* Problem
Extract each line of the material that follows exactly and omit its pictures.

Data records:
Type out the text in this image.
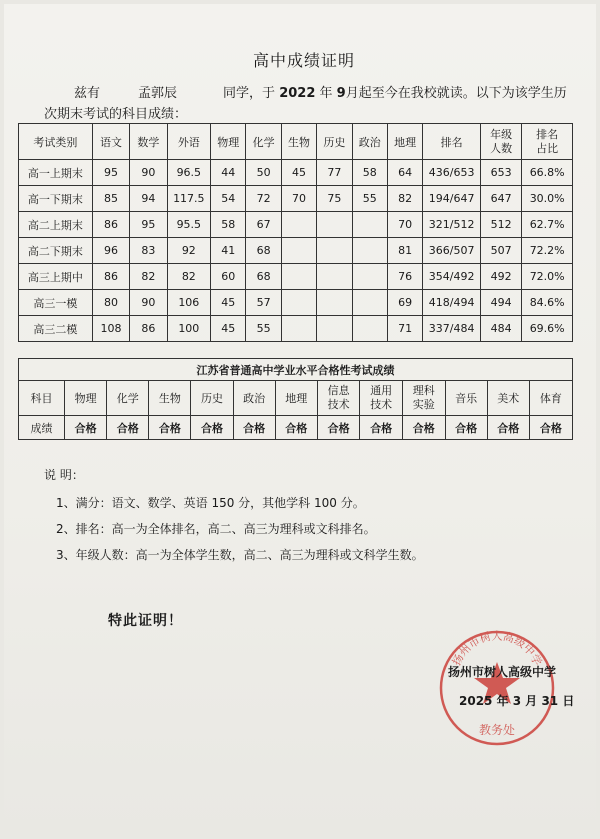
高中成绩证明
兹有	孟郭辰	同学，于 2022 年 9月起至今在我校就读。以下为该学生历
次期末考试的科目成绩：
考试类别	语文	数学	外语	物理	化学	生物	历史	政治	地理	排名	年级人数	排名占比

高一上期末	95	90	96.5	44	50	45	77	58	64	436/653	653	66.8%
高一下期末	85	94	117.5	54	72	70	75	55	82	194/647	647	30.0%
高二上期末	86	95	95.5	58	67				70	321/512	512	62.7%
高二下期末	96	83	92	41	68				81	366/507	507	72.2%
高三上期中	86	82	82	60	68				76	354/492	492	72.0%
高三一模	80	90	106	45	57				69	418/494	494	84.6%
高三二模	108	86	100	45	55				71	337/484	484	69.6%
江苏省普通高中学业水平合格性考试成绩												
科目	物理	化学	生物	历史	政治	地理	信息技术	通用技术	理科实验	音乐	美术	体育
成绩	合格	合格	合格	合格	合格	合格	合格	合格	合格	合格	合格	合格
说 明：
1、满分：语文、数学、英语 150 分，其他学科 100 分。
2、排名：高一为全体排名，高二、高三为理科或文科排名。
3、年级人数：高一为全体学生数，高二、高三为理科或文科学生数。
特此证明！
扬州市树人高级中学
教务处
扬州市树人高级中学
2025 年 3 月 31 日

* Solution to the problem
Type out the text in this image.
高中成绩证明
兹有	孟郭辰	同学，于 2022 年 9月起至今在我校就读。以下为该学生历
次期末考试的科目成绩：
考试类别	语文	数学	外语	物理	化学	生物	历史	政治	地理	排名	年级人数	排名占比

高一上期末	95	90	96.5	44	50	45	77	58	64	436/653	653	66.8%
高一下期末	85	94	117.5	54	72	70	75	55	82	194/647	647	30.0%
高二上期末	86	95	95.5	58	67				70	321/512	512	62.7%
高二下期末	96	83	92	41	68				81	366/507	507	72.2%
高三上期中	86	82	82	60	68				76	354/492	492	72.0%
高三一模	80	90	106	45	57				69	418/494	494	84.6%
高三二模	108	86	100	45	55				71	337/484	484	69.6%
江苏省普通高中学业水平合格性考试成绩												
科目	物理	化学	生物	历史	政治	地理	信息技术	通用技术	理科实验	音乐	美术	体育
成绩	合格	合格	合格	合格	合格	合格	合格	合格	合格	合格	合格	合格
说 明：
1、满分：语文、数学、英语 150 分，其他学科 100 分。
2、排名：高一为全体排名，高二、高三为理科或文科排名。
3、年级人数：高一为全体学生数，高二、高三为理科或文科学生数。
特此证明！
扬州市树人高级中学
教务处
扬州市树人高级中学
2025 年 3 月 31 日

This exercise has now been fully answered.